Problem to work on: Give the data below again exactly as written, without its pictures.

[Data records]
......

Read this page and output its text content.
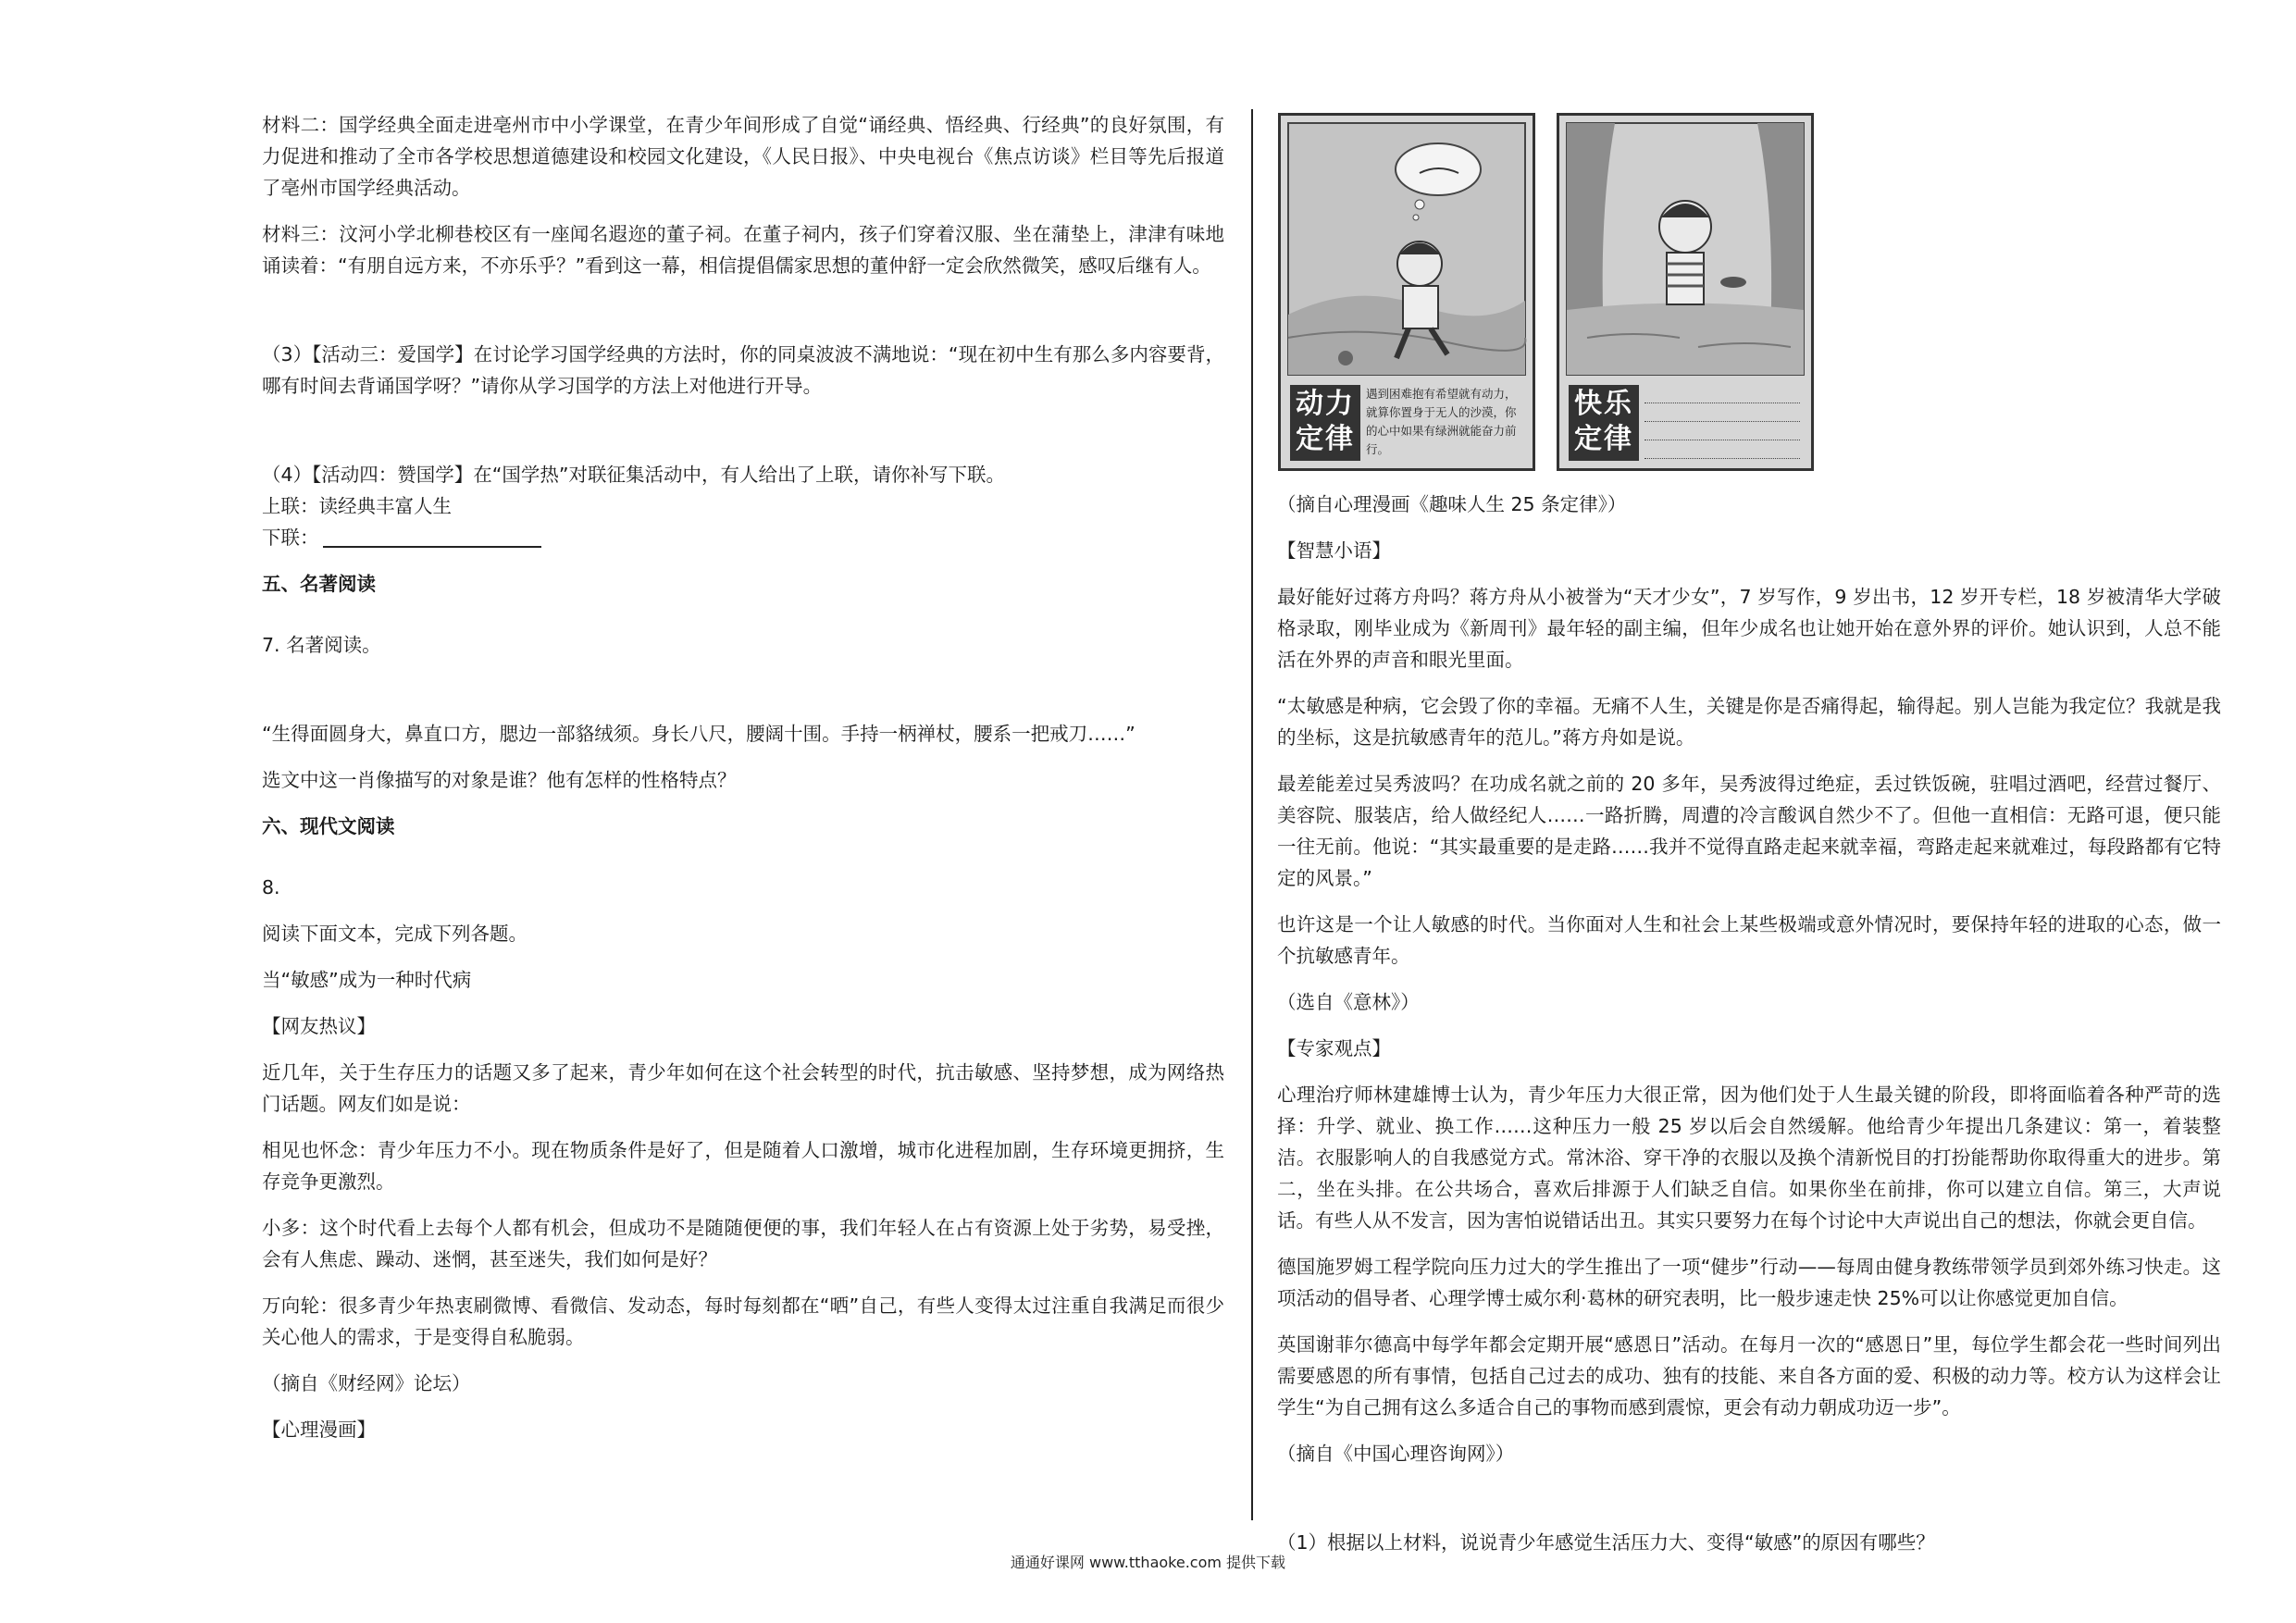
材料二：国学经典全面走进亳州市中小学课堂，在青少年间形成了自觉“诵经典、悟经典、行经典”的良好氛围，有力促进和推动了全市各学校思想道德建设和校园文化建设，《人民日报》、中央电视台《焦点访谈》栏目等先后报道了亳州市国学经典活动。

材料三：汶河小学北柳巷校区有一座闻名遐迩的董子祠。在董子祠内，孩子们穿着汉服、坐在蒲垫上，津津有味地诵读着：“有朋自远方来，不亦乐乎？”看到这一幕，相信提倡儒家思想的董仲舒一定会欣然微笑，感叹后继有人。

（3）【活动三：爱国学】在讨论学习国学经典的方法时，你的同桌波波不满地说：“现在初中生有那么多内容要背，哪有时间去背诵国学呀？”请你从学习国学的方法上对他进行开导。

（4）【活动四：赞国学】在“国学热”对联征集活动中，有人给出了上联，请你补写下联。

上联：读经典丰富人生

下联：

五、名著阅读

7. 名著阅读。

“生得面圆身大，鼻直口方，腮边一部貉绒须。身长八尺，腰阔十围。手持一柄禅杖，腰系一把戒刀……”

选文中这一肖像描写的对象是谁？他有怎样的性格特点？

六、现代文阅读

8.

阅读下面文本，完成下列各题。

当“敏感”成为一种时代病

【网友热议】

近几年，关于生存压力的话题又多了起来，青少年如何在这个社会转型的时代，抗击敏感、坚持梦想，成为网络热门话题。网友们如是说：

相见也怀念：青少年压力不小。现在物质条件是好了，但是随着人口激增，城市化进程加剧，生存环境更拥挤，生存竞争更激烈。

小多：这个时代看上去每个人都有机会，但成功不是随随便便的事，我们年轻人在占有资源上处于劣势，易受挫，会有人焦虑、躁动、迷惘，甚至迷失，我们如何是好？

万向轮：很多青少年热衷刷微博、看微信、发动态，每时每刻都在“晒”自己，有些人变得太过注重自我满足而很少关心他人的需求，于是变得自私脆弱。

（摘自《财经网》论坛）

【心理漫画】

动力定律
遇到困难抱有希望就有动力，就算你置身于无人的沙漠，你的心中如果有绿洲就能奋力前行。
快乐定律

（摘自心理漫画《趣味人生 25 条定律》）

【智慧小语】

最好能好过蒋方舟吗？蒋方舟从小被誉为“天才少女”，7 岁写作，9 岁出书，12 岁开专栏，18 岁被清华大学破格录取，刚毕业成为《新周刊》最年轻的副主编，但年少成名也让她开始在意外界的评价。她认识到，人总不能活在外界的声音和眼光里面。

“太敏感是种病，它会毁了你的幸福。无痛不人生，关键是你是否痛得起，输得起。别人岂能为我定位？我就是我的坐标，这是抗敏感青年的范儿。”蒋方舟如是说。

最差能差过吴秀波吗？在功成名就之前的 20 多年，吴秀波得过绝症，丢过铁饭碗，驻唱过酒吧，经营过餐厅、美容院、服装店，给人做经纪人……一路折腾，周遭的冷言酸讽自然少不了。但他一直相信：无路可退，便只能一往无前。他说：“其实最重要的是走路……我并不觉得直路走起来就幸福，弯路走起来就难过，每段路都有它特定的风景。”

也许这是一个让人敏感的时代。当你面对人生和社会上某些极端或意外情况时，要保持年轻的进取的心态，做一个抗敏感青年。

（选自《意林》）

【专家观点】

心理治疗师林建雄博士认为，青少年压力大很正常，因为他们处于人生最关键的阶段，即将面临着各种严苛的选择：升学、就业、换工作……这种压力一般 25 岁以后会自然缓解。他给青少年提出几条建议：第一，着装整洁。衣服影响人的自我感觉方式。常沐浴、穿干净的衣服以及换个清新悦目的打扮能帮助你取得重大的进步。第二，坐在头排。在公共场合，喜欢后排源于人们缺乏自信。如果你坐在前排，你可以建立自信。第三，大声说话。有些人从不发言，因为害怕说错话出丑。其实只要努力在每个讨论中大声说出自己的想法，你就会更自信。

德国施罗姆工程学院向压力过大的学生推出了一项“健步”行动——每周由健身教练带领学员到郊外练习快走。这项活动的倡导者、心理学博士威尔利·葛林的研究表明，比一般步速走快 25%可以让你感觉更加自信。

英国谢菲尔德高中每学年都会定期开展“感恩日”活动。在每月一次的“感恩日”里，每位学生都会花一些时间列出需要感恩的所有事情，包括自己过去的成功、独有的技能、来自各方面的爱、积极的动力等。校方认为这样会让学生“为自己拥有这么多适合自己的事物而感到震惊，更会有动力朝成功迈一步”。

（摘自《中国心理咨询网》）

（1）根据以上材料，说说青少年感觉生活压力大、变得“敏感”的原因有哪些？

通通好课网 www.tthaoke.com 提供下载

......

Output for this task:
Read this page and output its text content.
材料二：国学经典全面走进亳州市中小学课堂，在青少年间形成了自觉“诵经典、悟经典、行经典”的良好氛围，有力促进和推动了全市各学校思想道德建设和校园文化建设，《人民日报》、中央电视台《焦点访谈》栏目等先后报道了亳州市国学经典活动。

材料三：汶河小学北柳巷校区有一座闻名遐迩的董子祠。在董子祠内，孩子们穿着汉服、坐在蒲垫上，津津有味地诵读着：“有朋自远方来，不亦乐乎？”看到这一幕，相信提倡儒家思想的董仲舒一定会欣然微笑，感叹后继有人。

（3）【活动三：爱国学】在讨论学习国学经典的方法时，你的同桌波波不满地说：“现在初中生有那么多内容要背，哪有时间去背诵国学呀？”请你从学习国学的方法上对他进行开导。

（4）【活动四：赞国学】在“国学热”对联征集活动中，有人给出了上联，请你补写下联。

上联：读经典丰富人生

下联：

五、名著阅读

7. 名著阅读。

“生得面圆身大，鼻直口方，腮边一部貉绒须。身长八尺，腰阔十围。手持一柄禅杖，腰系一把戒刀……”

选文中这一肖像描写的对象是谁？他有怎样的性格特点？

六、现代文阅读

8.

阅读下面文本，完成下列各题。

当“敏感”成为一种时代病

【网友热议】

近几年，关于生存压力的话题又多了起来，青少年如何在这个社会转型的时代，抗击敏感、坚持梦想，成为网络热门话题。网友们如是说：

相见也怀念：青少年压力不小。现在物质条件是好了，但是随着人口激增，城市化进程加剧，生存环境更拥挤，生存竞争更激烈。

小多：这个时代看上去每个人都有机会，但成功不是随随便便的事，我们年轻人在占有资源上处于劣势，易受挫，会有人焦虑、躁动、迷惘，甚至迷失，我们如何是好？

万向轮：很多青少年热衷刷微博、看微信、发动态，每时每刻都在“晒”自己，有些人变得太过注重自我满足而很少关心他人的需求，于是变得自私脆弱。

（摘自《财经网》论坛）

【心理漫画】

动力定律
遇到困难抱有希望就有动力，就算你置身于无人的沙漠，你的心中如果有绿洲就能奋力前行。
快乐定律

（摘自心理漫画《趣味人生 25 条定律》）

【智慧小语】

最好能好过蒋方舟吗？蒋方舟从小被誉为“天才少女”，7 岁写作，9 岁出书，12 岁开专栏，18 岁被清华大学破格录取，刚毕业成为《新周刊》最年轻的副主编，但年少成名也让她开始在意外界的评价。她认识到，人总不能活在外界的声音和眼光里面。

“太敏感是种病，它会毁了你的幸福。无痛不人生，关键是你是否痛得起，输得起。别人岂能为我定位？我就是我的坐标，这是抗敏感青年的范儿。”蒋方舟如是说。

最差能差过吴秀波吗？在功成名就之前的 20 多年，吴秀波得过绝症，丢过铁饭碗，驻唱过酒吧，经营过餐厅、美容院、服装店，给人做经纪人……一路折腾，周遭的冷言酸讽自然少不了。但他一直相信：无路可退，便只能一往无前。他说：“其实最重要的是走路……我并不觉得直路走起来就幸福，弯路走起来就难过，每段路都有它特定的风景。”

也许这是一个让人敏感的时代。当你面对人生和社会上某些极端或意外情况时，要保持年轻的进取的心态，做一个抗敏感青年。

（选自《意林》）

【专家观点】

心理治疗师林建雄博士认为，青少年压力大很正常，因为他们处于人生最关键的阶段，即将面临着各种严苛的选择：升学、就业、换工作……这种压力一般 25 岁以后会自然缓解。他给青少年提出几条建议：第一，着装整洁。衣服影响人的自我感觉方式。常沐浴、穿干净的衣服以及换个清新悦目的打扮能帮助你取得重大的进步。第二，坐在头排。在公共场合，喜欢后排源于人们缺乏自信。如果你坐在前排，你可以建立自信。第三，大声说话。有些人从不发言，因为害怕说错话出丑。其实只要努力在每个讨论中大声说出自己的想法，你就会更自信。

德国施罗姆工程学院向压力过大的学生推出了一项“健步”行动——每周由健身教练带领学员到郊外练习快走。这项活动的倡导者、心理学博士威尔利·葛林的研究表明，比一般步速走快 25%可以让你感觉更加自信。

英国谢菲尔德高中每学年都会定期开展“感恩日”活动。在每月一次的“感恩日”里，每位学生都会花一些时间列出需要感恩的所有事情，包括自己过去的成功、独有的技能、来自各方面的爱、积极的动力等。校方认为这样会让学生“为自己拥有这么多适合自己的事物而感到震惊，更会有动力朝成功迈一步”。

（摘自《中国心理咨询网》）

（1）根据以上材料，说说青少年感觉生活压力大、变得“敏感”的原因有哪些？

通通好课网 www.tthaoke.com 提供下载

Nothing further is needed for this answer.